**TASK INPUTS:**
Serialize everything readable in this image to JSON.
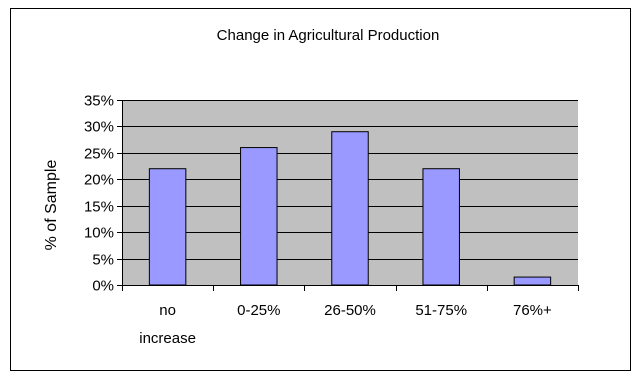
{
  "chart_data": {
    "type": "bar",
    "title": "Change in Agricultural Production",
    "xlabel": "",
    "ylabel": "% of Sample",
    "categories": [
      [
        "no",
        "increase"
      ],
      [
        "0-25%"
      ],
      [
        "26-50%"
      ],
      [
        "51-75%"
      ],
      [
        "76%+"
      ]
    ],
    "values": [
      0.22,
      0.26,
      0.29,
      0.22,
      0.015
    ],
    "ylim": [
      0,
      0.35
    ],
    "yticks": [
      "0%",
      "5%",
      "10%",
      "15%",
      "20%",
      "25%",
      "30%",
      "35%"
    ],
    "grid": true,
    "legend": "none",
    "colors": {
      "bar_fill": "#9999ff",
      "plot_background": "#c0c0c0",
      "border": "#000000"
    }
  }
}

**TASK REQUIREMENTS:**
Pictures are not part of the copy; reproduce everything else in the records exactly.

**RESPONSE BELOW:**
Serialize everything readable in this image to JSON.
{
  "chart_data": {
    "type": "bar",
    "title": "Change in Agricultural Production",
    "xlabel": "",
    "ylabel": "% of Sample",
    "categories": [
      [
        "no",
        "increase"
      ],
      [
        "0-25%"
      ],
      [
        "26-50%"
      ],
      [
        "51-75%"
      ],
      [
        "76%+"
      ]
    ],
    "values": [
      0.22,
      0.26,
      0.29,
      0.22,
      0.015
    ],
    "ylim": [
      0,
      0.35
    ],
    "yticks": [
      "0%",
      "5%",
      "10%",
      "15%",
      "20%",
      "25%",
      "30%",
      "35%"
    ],
    "grid": true,
    "legend": "none",
    "colors": {
      "bar_fill": "#9999ff",
      "plot_background": "#c0c0c0",
      "border": "#000000"
    }
  }
}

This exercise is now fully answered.